## Task to complete
Go through the material and write it all out exactly, minus the pictures.

***** Provided records

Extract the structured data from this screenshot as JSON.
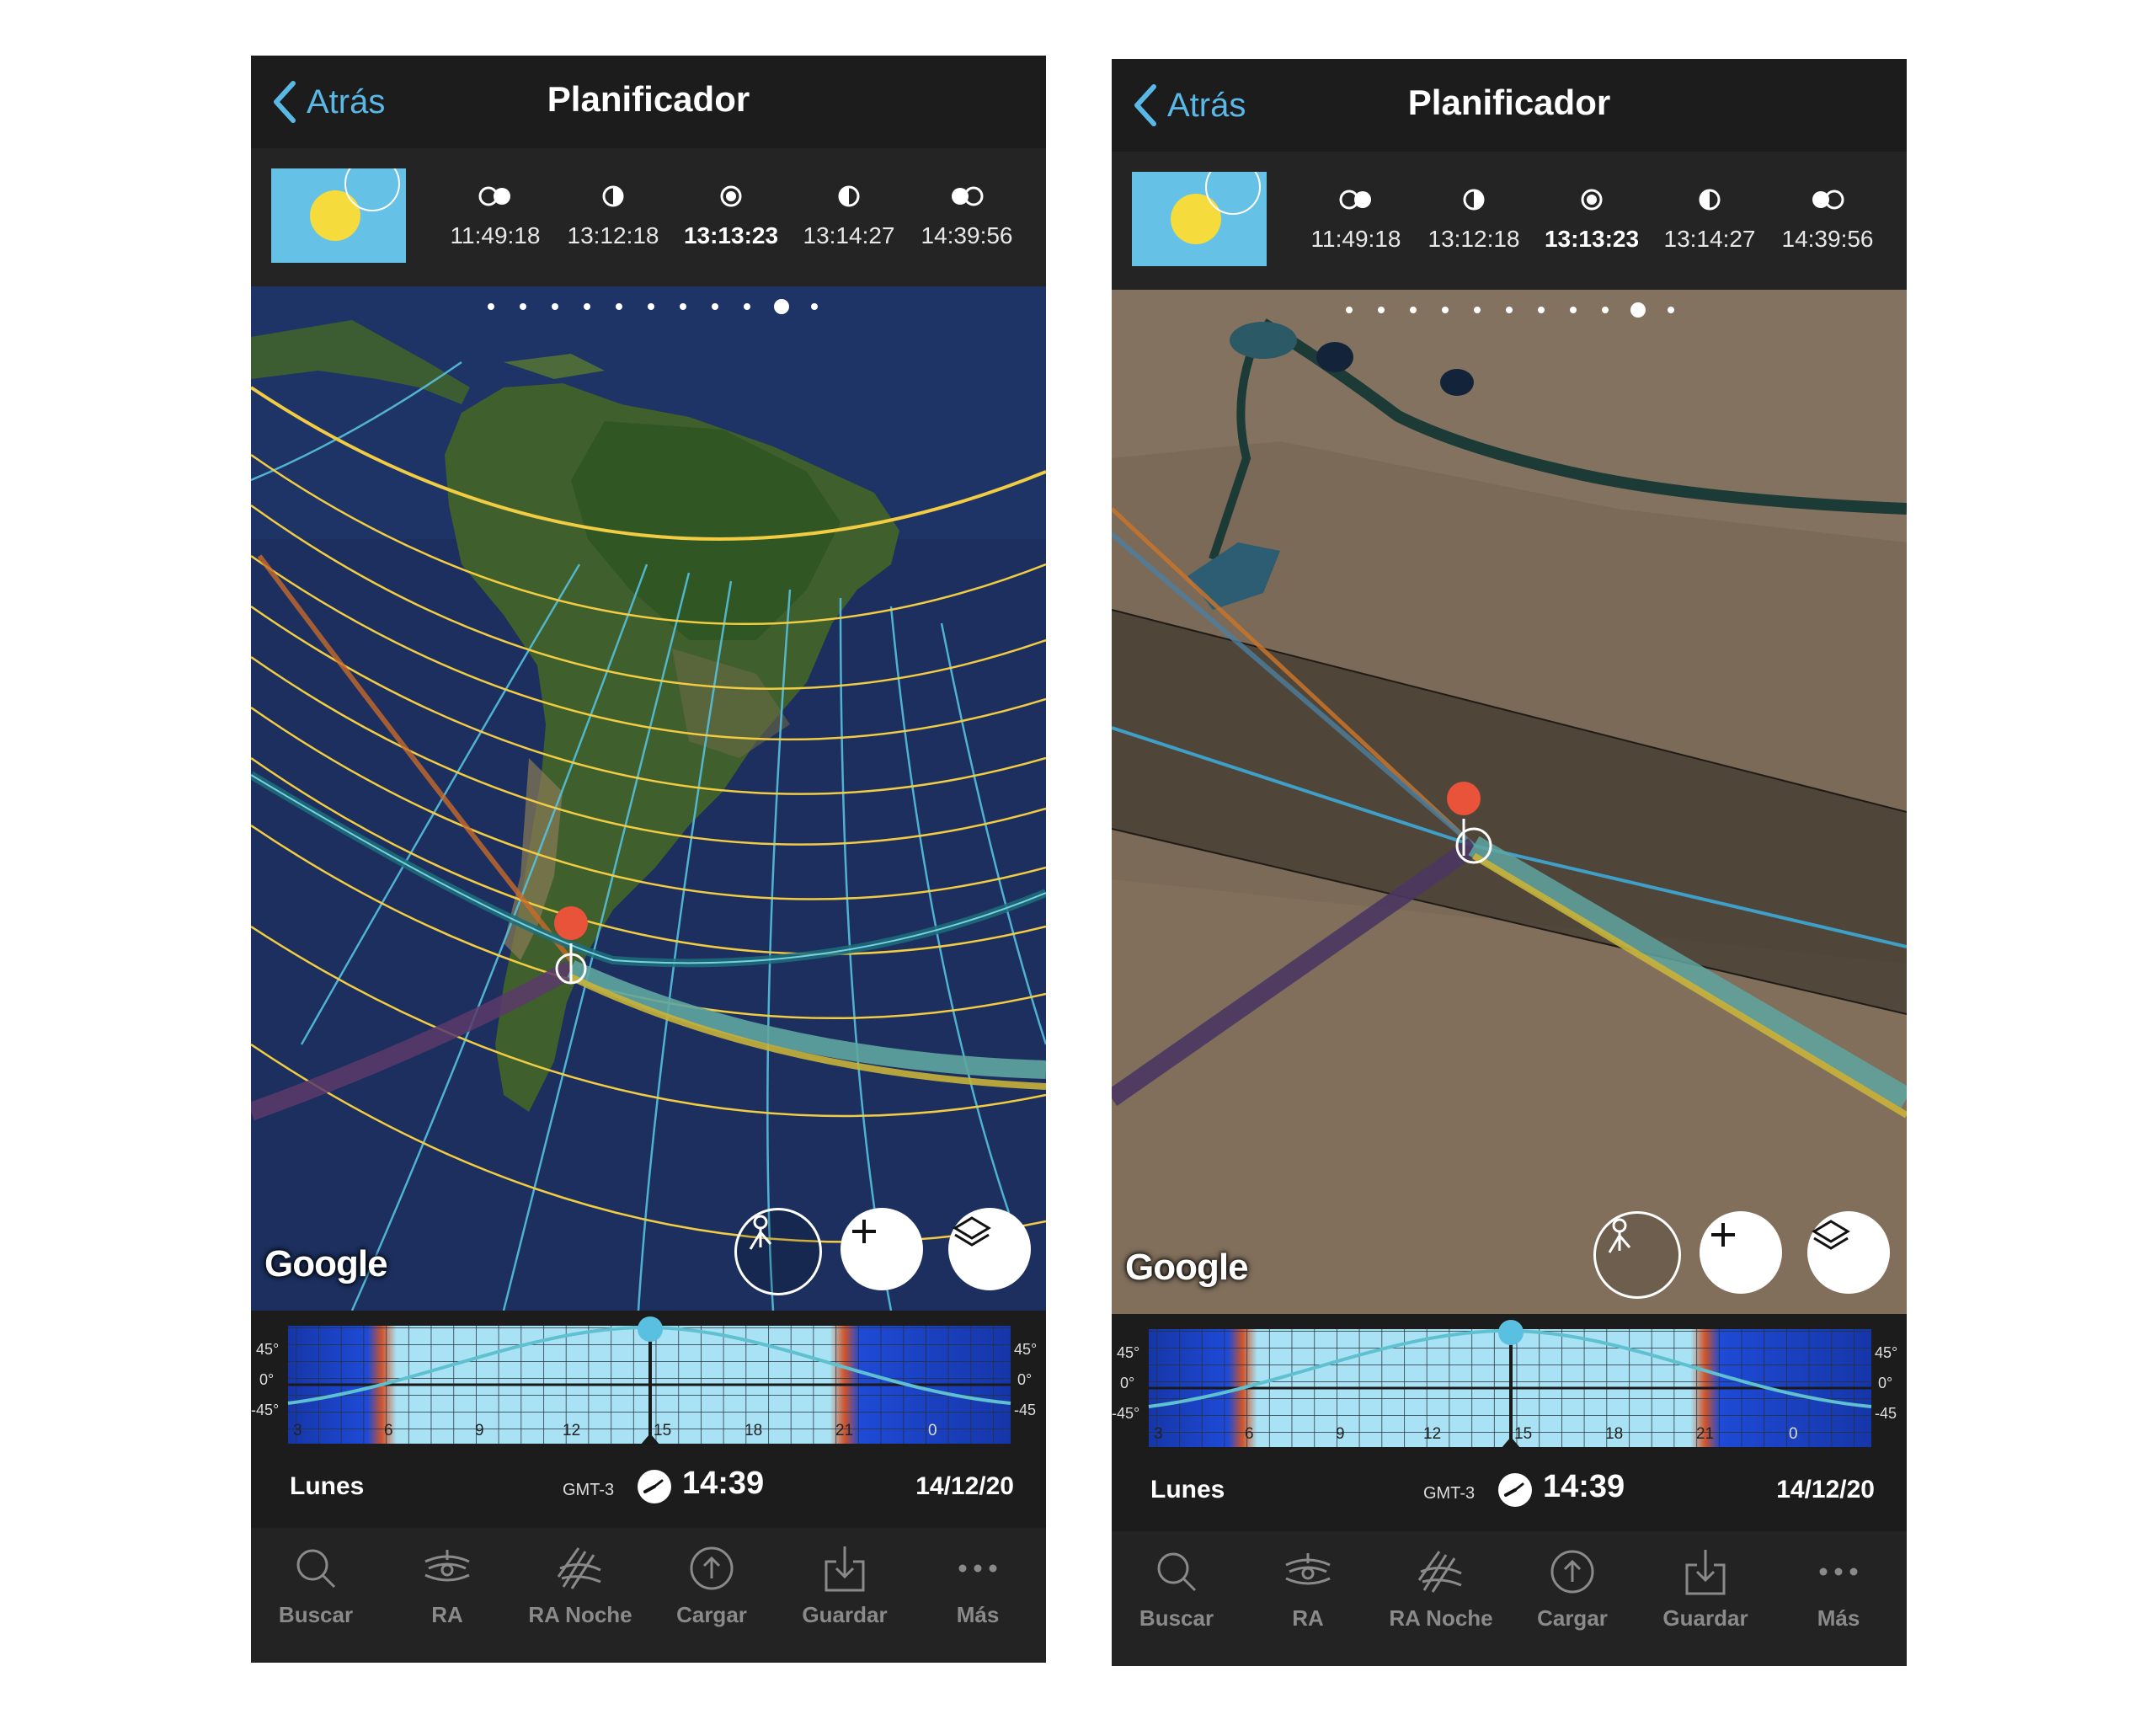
{
  "screens": [
    {
      "nav": {
        "back_label": "Atrás",
        "title": "Planificador"
      },
      "phases": [
        {
          "icon": "eclipse-first-contact-icon",
          "time": "11:49:18"
        },
        {
          "icon": "eclipse-second-contact-icon",
          "time": "13:12:18"
        },
        {
          "icon": "eclipse-maximum-icon",
          "time": "13:13:23",
          "active": true
        },
        {
          "icon": "eclipse-third-contact-icon",
          "time": "13:14:27"
        },
        {
          "icon": "eclipse-fourth-contact-icon",
          "time": "14:39:56"
        }
      ],
      "map": {
        "view": "South America satellite",
        "attribution": "Google",
        "page_dots": 11,
        "active_dot": 10
      },
      "chart": {
        "y_labels": [
          "45°",
          "0°",
          "-45°"
        ],
        "y_labels_right": [
          "45°",
          "0°",
          "-45"
        ],
        "x_labels": [
          "3",
          "6",
          "9",
          "12",
          "15",
          "18",
          "21",
          "0"
        ]
      },
      "info": {
        "day": "Lunes",
        "tz": "GMT-3",
        "time": "14:39",
        "date": "14/12/20"
      },
      "tabs": [
        {
          "label": "Buscar",
          "icon": "search-icon"
        },
        {
          "label": "RA",
          "icon": "ar-icon"
        },
        {
          "label": "RA Noche",
          "icon": "ar-night-icon"
        },
        {
          "label": "Cargar",
          "icon": "upload-icon"
        },
        {
          "label": "Guardar",
          "icon": "save-icon"
        },
        {
          "label": "Más",
          "icon": "more-icon"
        }
      ]
    },
    {
      "nav": {
        "back_label": "Atrás",
        "title": "Planificador"
      },
      "phases": [
        {
          "icon": "eclipse-first-contact-icon",
          "time": "11:49:18"
        },
        {
          "icon": "eclipse-second-contact-icon",
          "time": "13:12:18"
        },
        {
          "icon": "eclipse-maximum-icon",
          "time": "13:13:23",
          "active": true
        },
        {
          "icon": "eclipse-third-contact-icon",
          "time": "13:14:27"
        },
        {
          "icon": "eclipse-fourth-contact-icon",
          "time": "14:39:56"
        }
      ],
      "map": {
        "view": "terrain satellite close-up",
        "attribution": "Google",
        "page_dots": 11,
        "active_dot": 9
      },
      "chart": {
        "y_labels": [
          "45°",
          "0°",
          "-45°"
        ],
        "y_labels_right": [
          "45°",
          "0°",
          "-45"
        ],
        "x_labels": [
          "3",
          "6",
          "9",
          "12",
          "15",
          "18",
          "21",
          "0"
        ]
      },
      "info": {
        "day": "Lunes",
        "tz": "GMT-3",
        "time": "14:39",
        "date": "14/12/20"
      },
      "tabs": [
        {
          "label": "Buscar",
          "icon": "search-icon"
        },
        {
          "label": "RA",
          "icon": "ar-icon"
        },
        {
          "label": "RA Noche",
          "icon": "ar-night-icon"
        },
        {
          "label": "Cargar",
          "icon": "upload-icon"
        },
        {
          "label": "Guardar",
          "icon": "save-icon"
        },
        {
          "label": "Más",
          "icon": "more-icon"
        }
      ]
    }
  ]
}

**********

## Finished answer
Extract the structured data from this screenshot as JSON.
{
  "screens": [
    {
      "nav": {
        "back_label": "Atrás",
        "title": "Planificador"
      },
      "phases": [
        {
          "icon": "eclipse-first-contact-icon",
          "time": "11:49:18"
        },
        {
          "icon": "eclipse-second-contact-icon",
          "time": "13:12:18"
        },
        {
          "icon": "eclipse-maximum-icon",
          "time": "13:13:23",
          "active": true
        },
        {
          "icon": "eclipse-third-contact-icon",
          "time": "13:14:27"
        },
        {
          "icon": "eclipse-fourth-contact-icon",
          "time": "14:39:56"
        }
      ],
      "map": {
        "view": "South America satellite",
        "attribution": "Google",
        "page_dots": 11,
        "active_dot": 10
      },
      "chart": {
        "y_labels": [
          "45°",
          "0°",
          "-45°"
        ],
        "y_labels_right": [
          "45°",
          "0°",
          "-45"
        ],
        "x_labels": [
          "3",
          "6",
          "9",
          "12",
          "15",
          "18",
          "21",
          "0"
        ]
      },
      "info": {
        "day": "Lunes",
        "tz": "GMT-3",
        "time": "14:39",
        "date": "14/12/20"
      },
      "tabs": [
        {
          "label": "Buscar",
          "icon": "search-icon"
        },
        {
          "label": "RA",
          "icon": "ar-icon"
        },
        {
          "label": "RA Noche",
          "icon": "ar-night-icon"
        },
        {
          "label": "Cargar",
          "icon": "upload-icon"
        },
        {
          "label": "Guardar",
          "icon": "save-icon"
        },
        {
          "label": "Más",
          "icon": "more-icon"
        }
      ]
    },
    {
      "nav": {
        "back_label": "Atrás",
        "title": "Planificador"
      },
      "phases": [
        {
          "icon": "eclipse-first-contact-icon",
          "time": "11:49:18"
        },
        {
          "icon": "eclipse-second-contact-icon",
          "time": "13:12:18"
        },
        {
          "icon": "eclipse-maximum-icon",
          "time": "13:13:23",
          "active": true
        },
        {
          "icon": "eclipse-third-contact-icon",
          "time": "13:14:27"
        },
        {
          "icon": "eclipse-fourth-contact-icon",
          "time": "14:39:56"
        }
      ],
      "map": {
        "view": "terrain satellite close-up",
        "attribution": "Google",
        "page_dots": 11,
        "active_dot": 9
      },
      "chart": {
        "y_labels": [
          "45°",
          "0°",
          "-45°"
        ],
        "y_labels_right": [
          "45°",
          "0°",
          "-45"
        ],
        "x_labels": [
          "3",
          "6",
          "9",
          "12",
          "15",
          "18",
          "21",
          "0"
        ]
      },
      "info": {
        "day": "Lunes",
        "tz": "GMT-3",
        "time": "14:39",
        "date": "14/12/20"
      },
      "tabs": [
        {
          "label": "Buscar",
          "icon": "search-icon"
        },
        {
          "label": "RA",
          "icon": "ar-icon"
        },
        {
          "label": "RA Noche",
          "icon": "ar-night-icon"
        },
        {
          "label": "Cargar",
          "icon": "upload-icon"
        },
        {
          "label": "Guardar",
          "icon": "save-icon"
        },
        {
          "label": "Más",
          "icon": "more-icon"
        }
      ]
    }
  ]
}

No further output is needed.